_DATA RECORDS:_
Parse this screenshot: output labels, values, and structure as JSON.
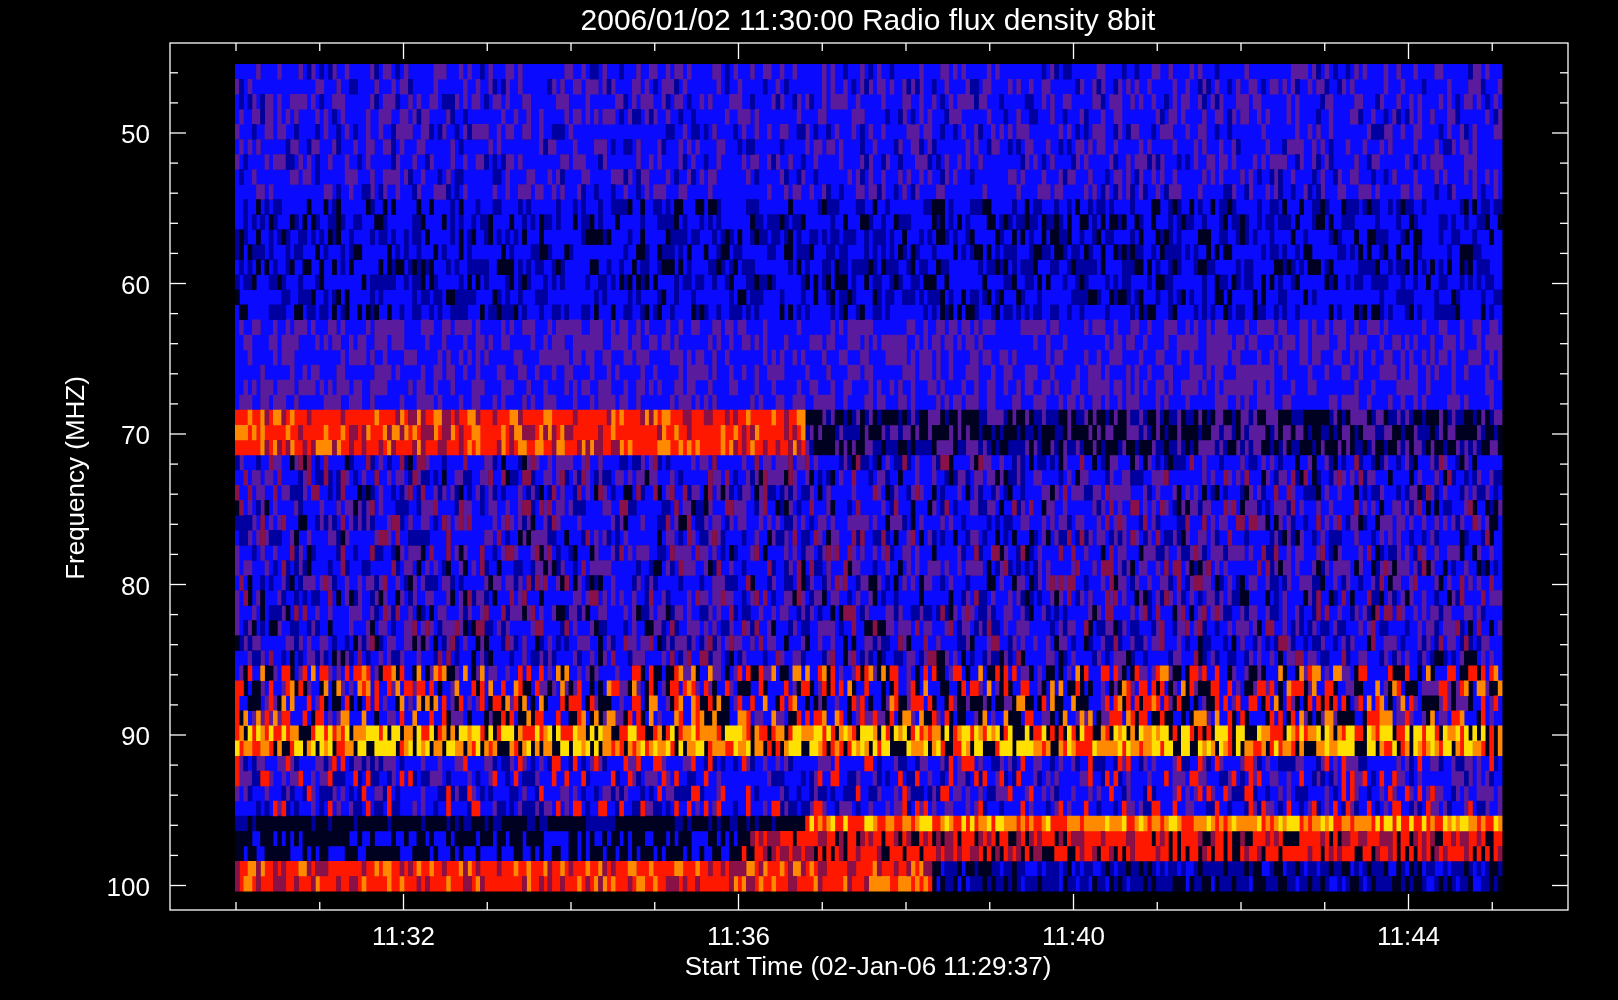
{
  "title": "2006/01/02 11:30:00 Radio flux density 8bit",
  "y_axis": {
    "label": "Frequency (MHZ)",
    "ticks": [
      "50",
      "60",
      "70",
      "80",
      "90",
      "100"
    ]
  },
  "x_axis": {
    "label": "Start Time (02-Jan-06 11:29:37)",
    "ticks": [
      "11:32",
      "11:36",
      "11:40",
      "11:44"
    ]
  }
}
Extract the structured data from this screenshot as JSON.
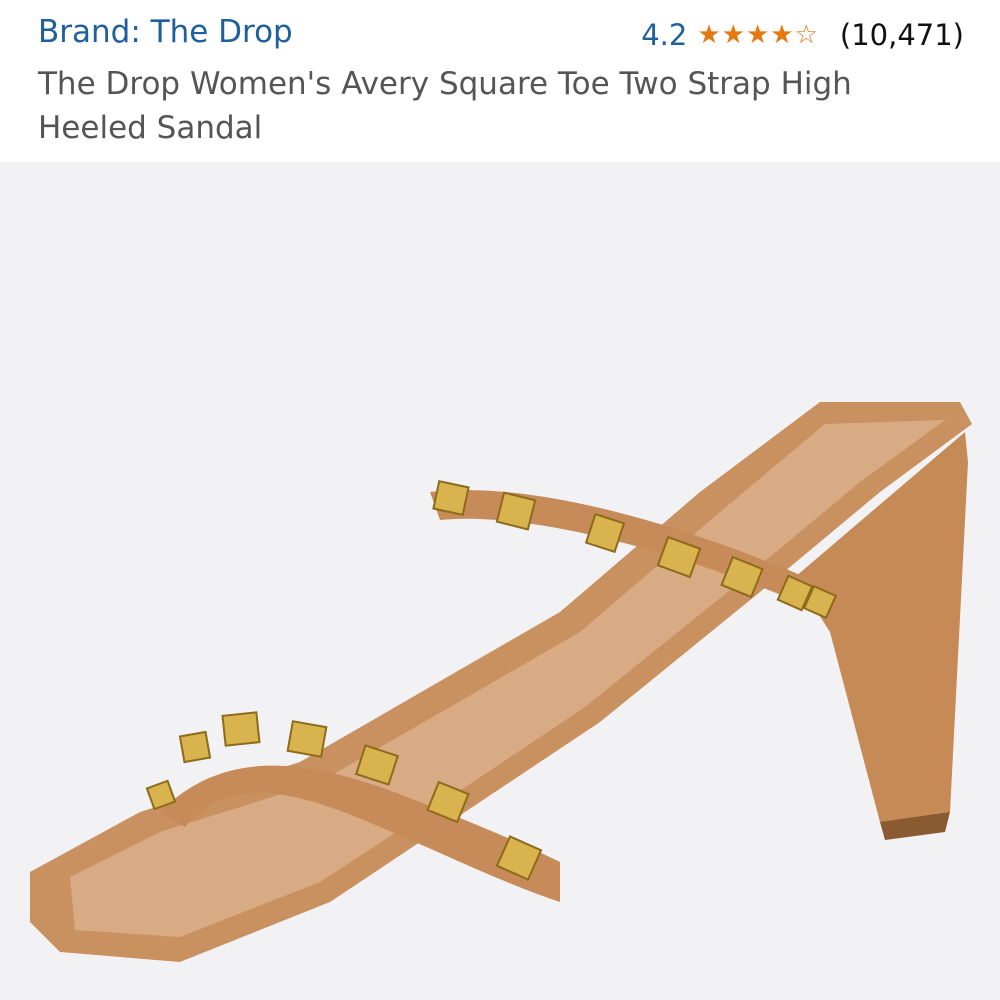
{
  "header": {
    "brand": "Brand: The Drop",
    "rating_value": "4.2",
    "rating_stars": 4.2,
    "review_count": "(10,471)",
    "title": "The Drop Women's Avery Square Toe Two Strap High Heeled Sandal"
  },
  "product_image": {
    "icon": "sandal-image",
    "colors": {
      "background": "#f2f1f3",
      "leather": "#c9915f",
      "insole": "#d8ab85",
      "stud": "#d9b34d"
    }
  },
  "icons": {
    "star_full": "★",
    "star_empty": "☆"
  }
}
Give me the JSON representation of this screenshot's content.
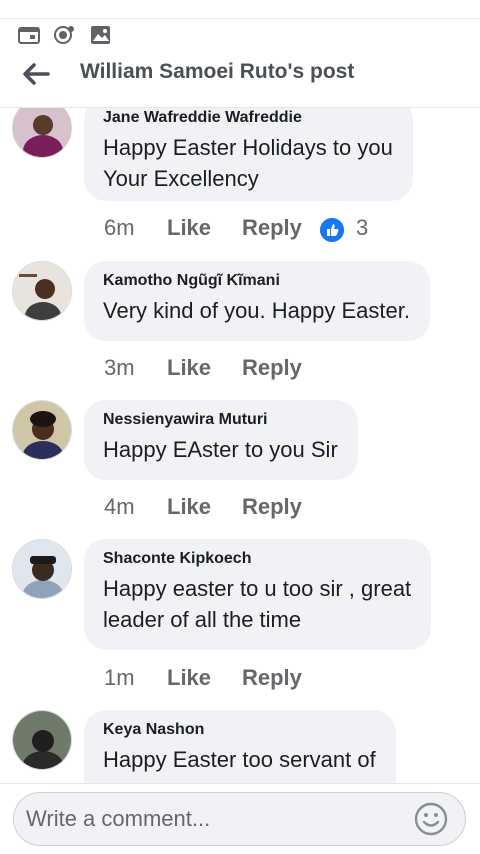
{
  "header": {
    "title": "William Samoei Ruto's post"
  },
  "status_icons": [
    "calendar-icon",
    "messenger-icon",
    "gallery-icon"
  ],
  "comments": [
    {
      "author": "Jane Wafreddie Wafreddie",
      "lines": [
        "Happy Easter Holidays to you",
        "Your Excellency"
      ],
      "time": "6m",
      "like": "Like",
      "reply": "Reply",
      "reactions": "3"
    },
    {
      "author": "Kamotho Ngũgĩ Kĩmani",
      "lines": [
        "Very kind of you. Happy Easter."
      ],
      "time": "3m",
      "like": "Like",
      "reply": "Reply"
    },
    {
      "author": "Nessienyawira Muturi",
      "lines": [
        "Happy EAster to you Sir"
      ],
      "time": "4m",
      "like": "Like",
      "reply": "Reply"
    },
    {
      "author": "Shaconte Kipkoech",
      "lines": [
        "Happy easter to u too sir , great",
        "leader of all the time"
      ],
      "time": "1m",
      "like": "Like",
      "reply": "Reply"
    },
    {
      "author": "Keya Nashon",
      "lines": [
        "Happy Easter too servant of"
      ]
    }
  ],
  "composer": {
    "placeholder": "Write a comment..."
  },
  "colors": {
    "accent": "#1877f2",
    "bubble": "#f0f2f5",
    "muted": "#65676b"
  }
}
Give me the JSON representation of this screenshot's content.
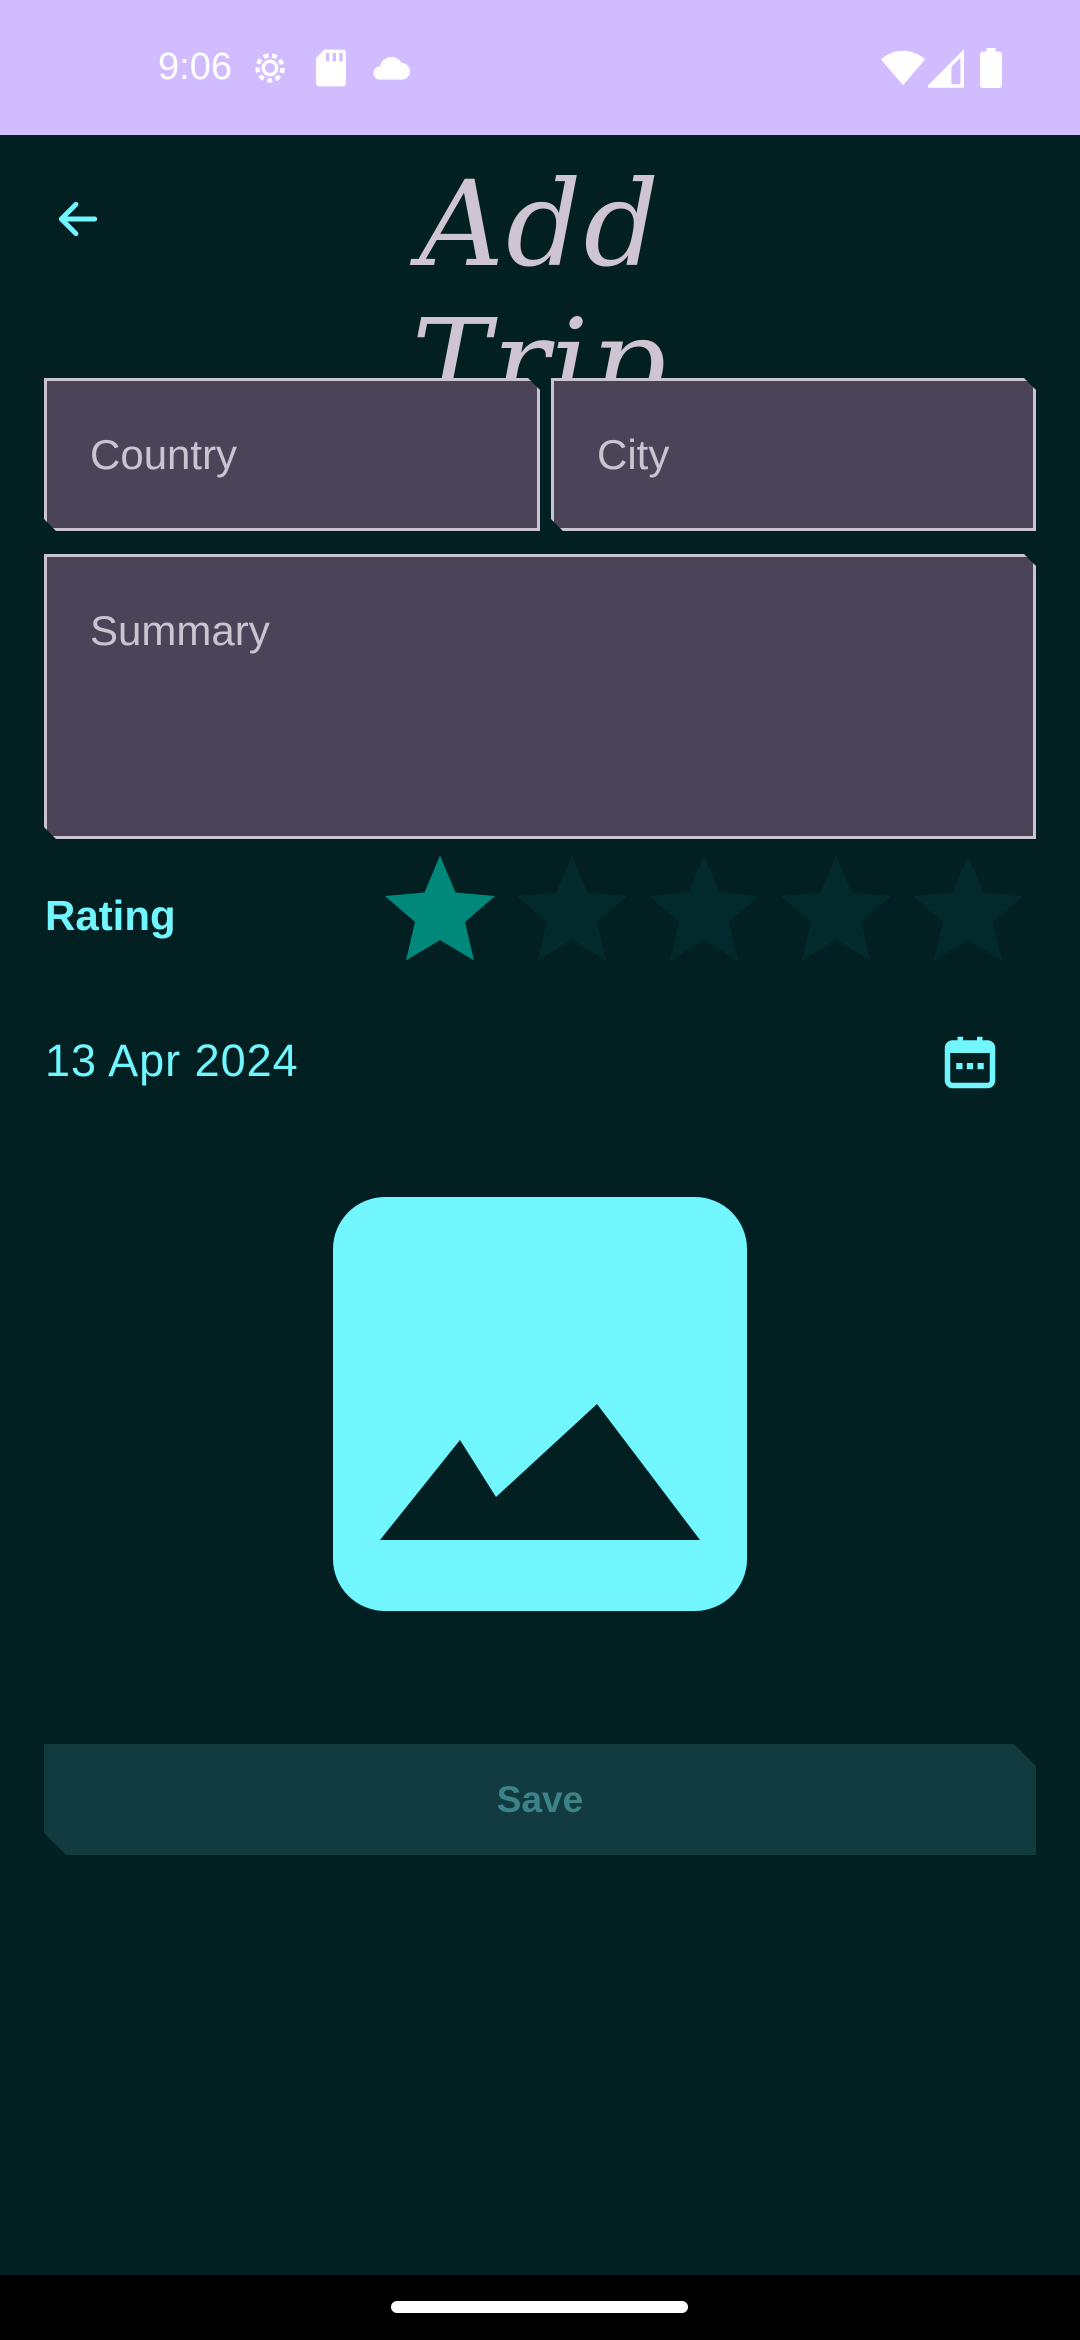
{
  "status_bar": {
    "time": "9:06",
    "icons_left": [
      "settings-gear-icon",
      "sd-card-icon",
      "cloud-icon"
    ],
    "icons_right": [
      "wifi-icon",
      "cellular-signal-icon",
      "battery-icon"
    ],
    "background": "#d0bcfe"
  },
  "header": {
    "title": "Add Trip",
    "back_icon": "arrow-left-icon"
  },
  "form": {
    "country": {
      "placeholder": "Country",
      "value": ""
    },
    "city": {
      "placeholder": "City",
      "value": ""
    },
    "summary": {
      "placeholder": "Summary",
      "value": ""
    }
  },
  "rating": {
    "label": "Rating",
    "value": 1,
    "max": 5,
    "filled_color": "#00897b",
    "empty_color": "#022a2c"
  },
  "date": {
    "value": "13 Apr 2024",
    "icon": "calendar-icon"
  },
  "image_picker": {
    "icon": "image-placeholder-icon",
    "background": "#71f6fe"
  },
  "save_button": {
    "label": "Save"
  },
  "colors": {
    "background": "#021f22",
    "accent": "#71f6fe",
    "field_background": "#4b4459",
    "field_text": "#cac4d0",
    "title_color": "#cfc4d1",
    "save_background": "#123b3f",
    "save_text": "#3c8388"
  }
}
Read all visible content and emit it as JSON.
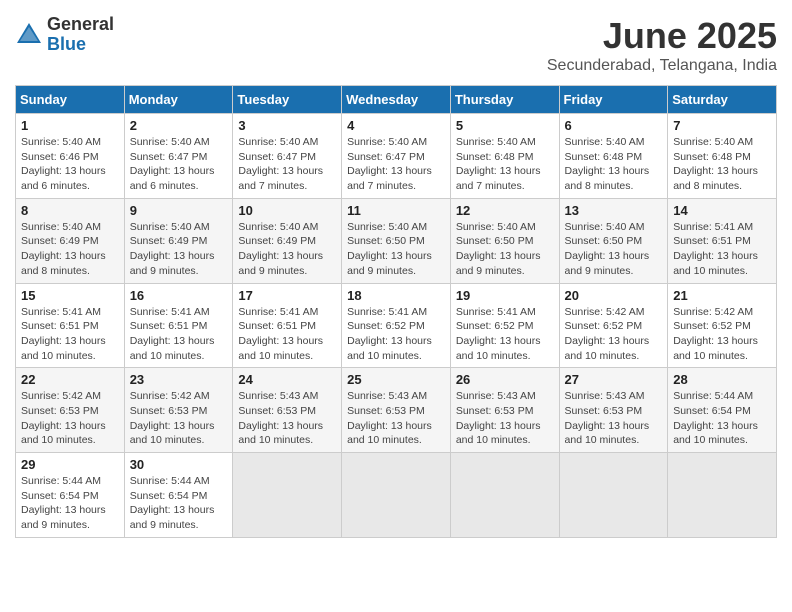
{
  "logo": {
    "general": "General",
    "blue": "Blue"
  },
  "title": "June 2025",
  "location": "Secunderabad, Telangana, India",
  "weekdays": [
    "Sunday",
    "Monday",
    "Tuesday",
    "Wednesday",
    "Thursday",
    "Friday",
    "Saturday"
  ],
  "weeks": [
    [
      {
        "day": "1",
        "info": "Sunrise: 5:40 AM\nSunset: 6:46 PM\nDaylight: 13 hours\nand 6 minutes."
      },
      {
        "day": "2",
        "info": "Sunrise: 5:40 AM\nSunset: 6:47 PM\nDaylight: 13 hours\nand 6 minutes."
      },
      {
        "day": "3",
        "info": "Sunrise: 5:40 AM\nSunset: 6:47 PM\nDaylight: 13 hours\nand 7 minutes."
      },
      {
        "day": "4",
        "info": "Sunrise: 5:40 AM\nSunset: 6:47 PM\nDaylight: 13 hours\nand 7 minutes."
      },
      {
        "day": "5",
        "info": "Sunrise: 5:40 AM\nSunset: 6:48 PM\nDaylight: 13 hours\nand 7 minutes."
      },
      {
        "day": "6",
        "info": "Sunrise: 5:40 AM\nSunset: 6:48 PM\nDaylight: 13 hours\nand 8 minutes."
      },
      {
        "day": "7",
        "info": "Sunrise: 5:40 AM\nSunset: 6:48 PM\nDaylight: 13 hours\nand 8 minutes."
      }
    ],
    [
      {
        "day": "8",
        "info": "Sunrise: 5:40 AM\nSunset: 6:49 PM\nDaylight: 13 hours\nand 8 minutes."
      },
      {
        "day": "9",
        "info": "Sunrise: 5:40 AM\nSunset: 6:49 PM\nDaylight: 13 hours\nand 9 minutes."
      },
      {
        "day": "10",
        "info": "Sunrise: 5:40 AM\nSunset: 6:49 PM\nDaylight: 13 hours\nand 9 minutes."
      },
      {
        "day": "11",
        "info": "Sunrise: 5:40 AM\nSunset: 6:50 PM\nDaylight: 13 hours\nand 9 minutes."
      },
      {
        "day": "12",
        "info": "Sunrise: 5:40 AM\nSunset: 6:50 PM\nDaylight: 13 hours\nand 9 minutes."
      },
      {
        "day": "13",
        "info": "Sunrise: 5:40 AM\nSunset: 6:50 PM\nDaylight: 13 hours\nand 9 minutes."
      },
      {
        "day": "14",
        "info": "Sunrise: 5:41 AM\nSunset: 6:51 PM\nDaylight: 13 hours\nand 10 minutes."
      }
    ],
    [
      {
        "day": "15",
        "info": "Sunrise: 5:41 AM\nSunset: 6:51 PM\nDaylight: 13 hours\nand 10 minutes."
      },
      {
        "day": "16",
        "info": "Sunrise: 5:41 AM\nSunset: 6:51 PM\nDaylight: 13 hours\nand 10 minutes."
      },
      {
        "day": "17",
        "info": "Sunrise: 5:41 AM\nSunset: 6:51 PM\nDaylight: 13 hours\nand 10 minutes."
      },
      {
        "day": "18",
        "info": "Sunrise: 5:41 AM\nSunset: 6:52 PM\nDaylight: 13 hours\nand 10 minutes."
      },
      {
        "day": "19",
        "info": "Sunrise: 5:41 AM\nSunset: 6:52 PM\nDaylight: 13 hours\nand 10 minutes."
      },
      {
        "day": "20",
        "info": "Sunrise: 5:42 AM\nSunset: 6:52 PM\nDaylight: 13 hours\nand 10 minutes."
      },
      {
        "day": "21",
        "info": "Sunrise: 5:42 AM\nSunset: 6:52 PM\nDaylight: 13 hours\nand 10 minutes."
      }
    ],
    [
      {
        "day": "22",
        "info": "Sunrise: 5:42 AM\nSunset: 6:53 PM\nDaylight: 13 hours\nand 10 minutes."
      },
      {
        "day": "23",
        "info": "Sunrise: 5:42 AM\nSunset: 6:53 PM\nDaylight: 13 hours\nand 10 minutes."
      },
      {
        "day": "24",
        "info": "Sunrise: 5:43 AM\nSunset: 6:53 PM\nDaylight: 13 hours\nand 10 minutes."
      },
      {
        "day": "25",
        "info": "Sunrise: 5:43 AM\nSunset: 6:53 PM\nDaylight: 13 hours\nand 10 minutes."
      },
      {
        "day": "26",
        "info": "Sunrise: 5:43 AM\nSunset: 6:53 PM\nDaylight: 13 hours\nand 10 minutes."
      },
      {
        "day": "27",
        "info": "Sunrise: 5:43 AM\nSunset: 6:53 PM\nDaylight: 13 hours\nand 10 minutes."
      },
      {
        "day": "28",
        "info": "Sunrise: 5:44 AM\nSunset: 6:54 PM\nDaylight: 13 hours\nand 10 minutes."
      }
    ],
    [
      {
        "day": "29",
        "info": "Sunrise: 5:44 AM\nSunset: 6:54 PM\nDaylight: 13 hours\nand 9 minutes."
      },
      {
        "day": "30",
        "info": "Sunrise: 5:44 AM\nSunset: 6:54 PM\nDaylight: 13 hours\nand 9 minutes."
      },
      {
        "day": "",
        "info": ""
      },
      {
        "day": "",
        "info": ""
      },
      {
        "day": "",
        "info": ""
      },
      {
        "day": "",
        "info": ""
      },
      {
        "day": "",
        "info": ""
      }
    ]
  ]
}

_GIVEN INSTRUCTION:_ Search the material above for "Happy". Pull out each line where it shows up.

_SOLUTION FOR THIS PROBLEM:_
        "Happy Easter Holidays to you",
        "Very kind of you. Happy Easter."
        "Happy EAster to you Sir"
        "Happy easter to u too sir , great",
        "Happy Easter too servant of"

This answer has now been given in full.